(WRITTEN PROBLEM A)
Answer each question from the passage on Jose Nater's Sundays, marking your answers (i), (ii), (iii):
(i) How long is the drive from Cambridge to Easton?
(ii) In which state is the third service of the day held?
(iii) What is Myra's full-time job?
(WRITTEN PROBLEM B) Reproduce the part of the passage on Jose Nater's Sundays that begins at the words "As Sunday services" and stops after the words "an after-school program.".

(READING PASSAGE)
★ ★ ★ ★ ★
A typical Sunday for Jose Nater looks anything but typical. As church planter and pastor of not one, not two, but three Spanish-language church plants on the eastern shore of Maryland, Nater and his family spend their Sundays on the road.
The mornings begin early in Cambridge, Md., as Nater, along with his wife, Myra, teaches Sunday School classes, prepares music for praise and worship and leads the morning’s service at First Hispanic Baptist Church of Cambridge.
As Sunday services close in Cambridge, the family packs up, grabs a quick lunch and makes the 20-mile drive to the nearby city of Easton, Md., where Nater delivers his second sermon of the day, this one at First Hispanic Baptist Church of Easton, also a Spanish-language church planted by Nater.
After another quick meal, they are on the road again, this time crossing into Delaware where Nater hosts Bible classes before beginning his third church service of the day for the Hispanic community in the city of Seaford. By the time the family makes it back home, Nater and his wife have just enough time to get to bed before Monday morning comes and takes them both back to their full-time jobs — his at a local property management company, hers as the director of an after-school program.
★ ★ ★ ★ ★
(ENTRIES SHOWN)
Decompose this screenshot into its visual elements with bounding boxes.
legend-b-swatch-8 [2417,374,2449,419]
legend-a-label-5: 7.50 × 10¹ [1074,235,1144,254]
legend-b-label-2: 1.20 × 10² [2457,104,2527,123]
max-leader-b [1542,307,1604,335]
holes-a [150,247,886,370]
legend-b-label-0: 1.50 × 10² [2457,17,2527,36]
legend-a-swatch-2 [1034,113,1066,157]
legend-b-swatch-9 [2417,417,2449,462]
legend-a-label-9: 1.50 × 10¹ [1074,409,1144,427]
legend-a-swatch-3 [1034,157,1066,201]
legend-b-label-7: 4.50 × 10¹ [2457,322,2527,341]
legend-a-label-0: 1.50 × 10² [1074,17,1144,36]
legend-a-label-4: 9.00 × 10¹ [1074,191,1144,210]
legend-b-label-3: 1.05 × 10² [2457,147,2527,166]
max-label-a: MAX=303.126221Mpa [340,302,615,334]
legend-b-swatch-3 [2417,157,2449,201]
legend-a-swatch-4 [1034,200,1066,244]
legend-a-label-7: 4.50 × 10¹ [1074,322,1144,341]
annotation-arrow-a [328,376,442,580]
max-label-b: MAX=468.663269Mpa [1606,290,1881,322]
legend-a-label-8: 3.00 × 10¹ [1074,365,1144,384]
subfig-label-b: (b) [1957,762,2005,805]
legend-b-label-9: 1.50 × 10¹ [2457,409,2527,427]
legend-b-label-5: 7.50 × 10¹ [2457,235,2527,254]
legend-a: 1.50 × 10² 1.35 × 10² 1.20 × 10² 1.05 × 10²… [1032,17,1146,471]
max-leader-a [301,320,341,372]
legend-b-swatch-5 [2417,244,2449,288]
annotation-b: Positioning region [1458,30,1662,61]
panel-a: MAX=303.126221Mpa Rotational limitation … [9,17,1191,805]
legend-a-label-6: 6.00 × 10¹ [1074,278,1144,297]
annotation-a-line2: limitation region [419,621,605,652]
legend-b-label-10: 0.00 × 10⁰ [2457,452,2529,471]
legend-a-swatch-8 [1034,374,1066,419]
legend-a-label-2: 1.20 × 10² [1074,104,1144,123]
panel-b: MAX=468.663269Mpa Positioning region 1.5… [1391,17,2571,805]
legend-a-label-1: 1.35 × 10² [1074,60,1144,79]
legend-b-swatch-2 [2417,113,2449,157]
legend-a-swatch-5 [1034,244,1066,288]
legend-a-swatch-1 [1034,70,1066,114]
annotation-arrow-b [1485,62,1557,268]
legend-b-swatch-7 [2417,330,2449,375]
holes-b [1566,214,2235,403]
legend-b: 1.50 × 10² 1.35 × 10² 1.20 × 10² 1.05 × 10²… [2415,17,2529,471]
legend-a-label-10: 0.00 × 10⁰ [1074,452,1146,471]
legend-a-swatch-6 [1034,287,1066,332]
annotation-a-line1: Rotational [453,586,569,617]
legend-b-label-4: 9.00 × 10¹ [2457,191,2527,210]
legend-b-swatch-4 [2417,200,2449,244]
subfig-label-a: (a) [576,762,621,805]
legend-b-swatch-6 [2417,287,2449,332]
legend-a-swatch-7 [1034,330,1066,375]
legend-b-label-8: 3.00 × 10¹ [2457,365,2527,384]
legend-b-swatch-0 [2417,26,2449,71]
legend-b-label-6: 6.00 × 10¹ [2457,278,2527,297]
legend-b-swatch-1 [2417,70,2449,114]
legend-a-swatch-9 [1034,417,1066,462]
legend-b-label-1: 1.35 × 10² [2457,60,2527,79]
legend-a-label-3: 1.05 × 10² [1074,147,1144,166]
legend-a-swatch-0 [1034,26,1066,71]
★ ★ ★ ★ ★
(EXERCISE ANSWER A)
(i) 20 miles.
(ii) Delaware, in the city of Seaford.
(iii) She is the director of an after-school program.

(EXERCISE ANSWER B)
As Sunday services close in Cambridge, the family packs up, grabs a quick lunch and makes the 20-mile drive to the nearby city of Easton, Md., where Nater delivers his second sermon of the day, this one at First Hispanic Baptist Church of Easton, also a Spanish-language church planted by Nater.
After another quick meal, they are on the road again, this time crossing into Delaware where Nater hosts Bible classes before beginning his third church service of the day for the Hispanic community in the city of Seaford. By the time the family makes it back home, Nater and his wife have just enough time to get to bed before Monday morning comes and takes them both back to their full-time jobs — his at a local property management company, hers as the director of an after-school program.